→ Exercise brief: Your task is to retype each line of the data below exactly.

────────────────────────────────────────

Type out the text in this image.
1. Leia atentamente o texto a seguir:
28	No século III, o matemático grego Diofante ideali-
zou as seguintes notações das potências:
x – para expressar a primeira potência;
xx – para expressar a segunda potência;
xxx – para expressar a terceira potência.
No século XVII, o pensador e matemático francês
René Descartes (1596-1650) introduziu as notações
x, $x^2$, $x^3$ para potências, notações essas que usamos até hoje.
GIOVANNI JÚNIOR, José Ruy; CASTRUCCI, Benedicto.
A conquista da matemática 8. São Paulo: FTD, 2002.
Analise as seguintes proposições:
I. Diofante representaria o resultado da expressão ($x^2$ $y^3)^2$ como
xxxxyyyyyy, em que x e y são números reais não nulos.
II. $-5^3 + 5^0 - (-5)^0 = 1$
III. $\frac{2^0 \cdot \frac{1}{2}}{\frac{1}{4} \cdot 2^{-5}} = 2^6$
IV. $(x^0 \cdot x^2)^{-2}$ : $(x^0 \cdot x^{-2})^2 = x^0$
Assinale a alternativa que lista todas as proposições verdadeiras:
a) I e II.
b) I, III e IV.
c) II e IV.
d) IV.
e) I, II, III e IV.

────────────────────────────────────────

→ Output for this task:
Type out the text in this image.
1. Leia atentamente o texto a seguir:
28	No século III, o matemático grego Diofante ideali-
zou as seguintes notações das potências:
x – para expressar a primeira potência;
xx – para expressar a segunda potência;
xxx – para expressar a terceira potência.
No século XVII, o pensador e matemático francês
René Descartes (1596-1650) introduziu as notações
x, $x^2$, $x^3$ para potências, notações essas que usamos até hoje.
GIOVANNI JÚNIOR, José Ruy; CASTRUCCI, Benedicto.
A conquista da matemática 8. São Paulo: FTD, 2002.
Analise as seguintes proposições:
I. Diofante representaria o resultado da expressão ($x^2$ $y^3)^2$ como
xxxxyyyyyy, em que x e y são números reais não nulos.
II. $-5^3 + 5^0 - (-5)^0 = 1$
III. $\frac{2^0 \cdot \frac{1}{2}}{\frac{1}{4} \cdot 2^{-5}} = 2^6$
IV. $(x^0 \cdot x^2)^{-2}$ : $(x^0 \cdot x^{-2})^2 = x^0$
Assinale a alternativa que lista todas as proposições verdadeiras:
a) I e II.
b) I, III e IV.
c) II e IV.
d) IV.
e) I, II, III e IV.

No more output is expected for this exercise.